# PROBLEM DETAILS
An exact reproduction of the records is required, with all images left out.

# SOURCE MATERIAL
========================================================================
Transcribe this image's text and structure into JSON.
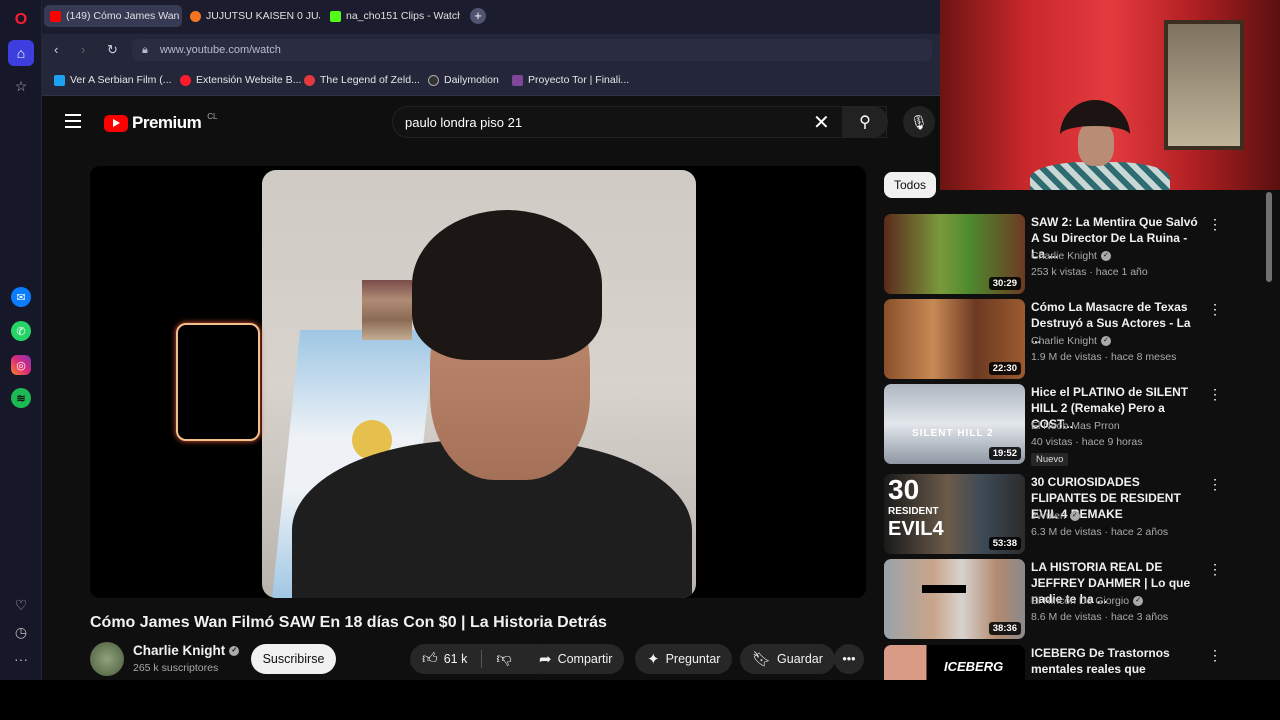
{
  "browser": {
    "tabs": [
      {
        "label": "(149) Cómo James Wan Fi",
        "active": true,
        "favicon_color": "#ff0000"
      },
      {
        "label": "JUJUTSU KAISEN 0 JUJUTS",
        "active": false,
        "favicon_color": "#f47521"
      },
      {
        "label": "na_cho151 Clips - Watch L",
        "active": false,
        "favicon_color": "#53fc18"
      }
    ],
    "url": "www.youtube.com/watch",
    "bookmarks": [
      {
        "label": "Ver A Serbian Film (...",
        "favicon_color": "#1da1f2"
      },
      {
        "label": "Extensión Website B...",
        "favicon_color": "#ff1b2d"
      },
      {
        "label": "The Legend of Zeld...",
        "favicon_color": "#e0393e"
      },
      {
        "label": "Dailymotion",
        "favicon_color": "#333333"
      },
      {
        "label": "Proyecto Tor | Finali...",
        "favicon_color": "#7e4798"
      }
    ]
  },
  "youtube": {
    "logo_text": "Premium",
    "country_code": "CL",
    "search_query": "paulo londra piso 21",
    "video": {
      "title": "Cómo James Wan Filmó SAW En 18 días Con $0 | La Historia Detrás",
      "channel": "Charlie Knight",
      "subscribers": "265 k suscriptores",
      "subscribe_label": "Suscribirse",
      "likes": "61 k",
      "share_label": "Compartir",
      "ask_label": "Preguntar",
      "save_label": "Guardar"
    },
    "filter_chip": "Todos",
    "recommendations": [
      {
        "title": "SAW 2: La Mentira Que Salvó A Su Director De La Ruina - La ...",
        "channel": "Charlie Knight",
        "verified": true,
        "meta": "253 k vistas · hace 1 año",
        "duration": "30:29",
        "badge": ""
      },
      {
        "title": "Cómo La Masacre de Texas Destruyó a Sus Actores - La ...",
        "channel": "Charlie Knight",
        "verified": true,
        "meta": "1.9 M de vistas · hace 8 meses",
        "duration": "22:30",
        "badge": ""
      },
      {
        "title": "Hice el PLATINO de SILENT HILL 2 (Remake) Pero a COST...",
        "channel": "El Noob Mas Prron",
        "verified": false,
        "meta": "40 vistas · hace 9 horas",
        "duration": "19:52",
        "badge": "Nuevo"
      },
      {
        "title": "30 CURIOSIDADES FLIPANTES DE RESIDENT EVIL 4 REMAKE",
        "channel": "JWulen",
        "verified": true,
        "meta": "6.3 M de vistas · hace 2 años",
        "duration": "53:38",
        "badge": ""
      },
      {
        "title": "LA HISTORIA REAL DE JEFFREY DAHMER | Lo que nadie te ha ...",
        "channel": "El Rincón De Giorgio",
        "verified": true,
        "meta": "8.6 M de vistas · hace 3 años",
        "duration": "38:36",
        "badge": ""
      },
      {
        "title": "ICEBERG De Trastornos mentales reales que destruyen...",
        "channel": "",
        "verified": false,
        "meta": "",
        "duration": "",
        "badge": ""
      }
    ]
  },
  "thumb_texts": {
    "silent_hill": "SILENT HILL 2",
    "re4_top": "30",
    "re4_mid": "RESIDENT",
    "re4_bot": "EVIL4",
    "iceberg": "ICEBERG"
  }
}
========================================================================
# RESPONSE
Transcribe this image's text and structure into JSON.
{
  "browser": {
    "tabs": [
      {
        "label": "(149) Cómo James Wan Fi",
        "active": true,
        "favicon_color": "#ff0000"
      },
      {
        "label": "JUJUTSU KAISEN 0 JUJUTS",
        "active": false,
        "favicon_color": "#f47521"
      },
      {
        "label": "na_cho151 Clips - Watch L",
        "active": false,
        "favicon_color": "#53fc18"
      }
    ],
    "url": "www.youtube.com/watch",
    "bookmarks": [
      {
        "label": "Ver A Serbian Film (...",
        "favicon_color": "#1da1f2"
      },
      {
        "label": "Extensión Website B...",
        "favicon_color": "#ff1b2d"
      },
      {
        "label": "The Legend of Zeld...",
        "favicon_color": "#e0393e"
      },
      {
        "label": "Dailymotion",
        "favicon_color": "#333333"
      },
      {
        "label": "Proyecto Tor | Finali...",
        "favicon_color": "#7e4798"
      }
    ]
  },
  "youtube": {
    "logo_text": "Premium",
    "country_code": "CL",
    "search_query": "paulo londra piso 21",
    "video": {
      "title": "Cómo James Wan Filmó SAW En 18 días Con $0 | La Historia Detrás",
      "channel": "Charlie Knight",
      "subscribers": "265 k suscriptores",
      "subscribe_label": "Suscribirse",
      "likes": "61 k",
      "share_label": "Compartir",
      "ask_label": "Preguntar",
      "save_label": "Guardar"
    },
    "filter_chip": "Todos",
    "recommendations": [
      {
        "title": "SAW 2: La Mentira Que Salvó A Su Director De La Ruina - La ...",
        "channel": "Charlie Knight",
        "verified": true,
        "meta": "253 k vistas · hace 1 año",
        "duration": "30:29",
        "badge": ""
      },
      {
        "title": "Cómo La Masacre de Texas Destruyó a Sus Actores - La ...",
        "channel": "Charlie Knight",
        "verified": true,
        "meta": "1.9 M de vistas · hace 8 meses",
        "duration": "22:30",
        "badge": ""
      },
      {
        "title": "Hice el PLATINO de SILENT HILL 2 (Remake) Pero a COST...",
        "channel": "El Noob Mas Prron",
        "verified": false,
        "meta": "40 vistas · hace 9 horas",
        "duration": "19:52",
        "badge": "Nuevo"
      },
      {
        "title": "30 CURIOSIDADES FLIPANTES DE RESIDENT EVIL 4 REMAKE",
        "channel": "JWulen",
        "verified": true,
        "meta": "6.3 M de vistas · hace 2 años",
        "duration": "53:38",
        "badge": ""
      },
      {
        "title": "LA HISTORIA REAL DE JEFFREY DAHMER | Lo que nadie te ha ...",
        "channel": "El Rincón De Giorgio",
        "verified": true,
        "meta": "8.6 M de vistas · hace 3 años",
        "duration": "38:36",
        "badge": ""
      },
      {
        "title": "ICEBERG De Trastornos mentales reales que destruyen...",
        "channel": "",
        "verified": false,
        "meta": "",
        "duration": "",
        "badge": ""
      }
    ]
  },
  "thumb_texts": {
    "silent_hill": "SILENT HILL 2",
    "re4_top": "30",
    "re4_mid": "RESIDENT",
    "re4_bot": "EVIL4",
    "iceberg": "ICEBERG"
  }
}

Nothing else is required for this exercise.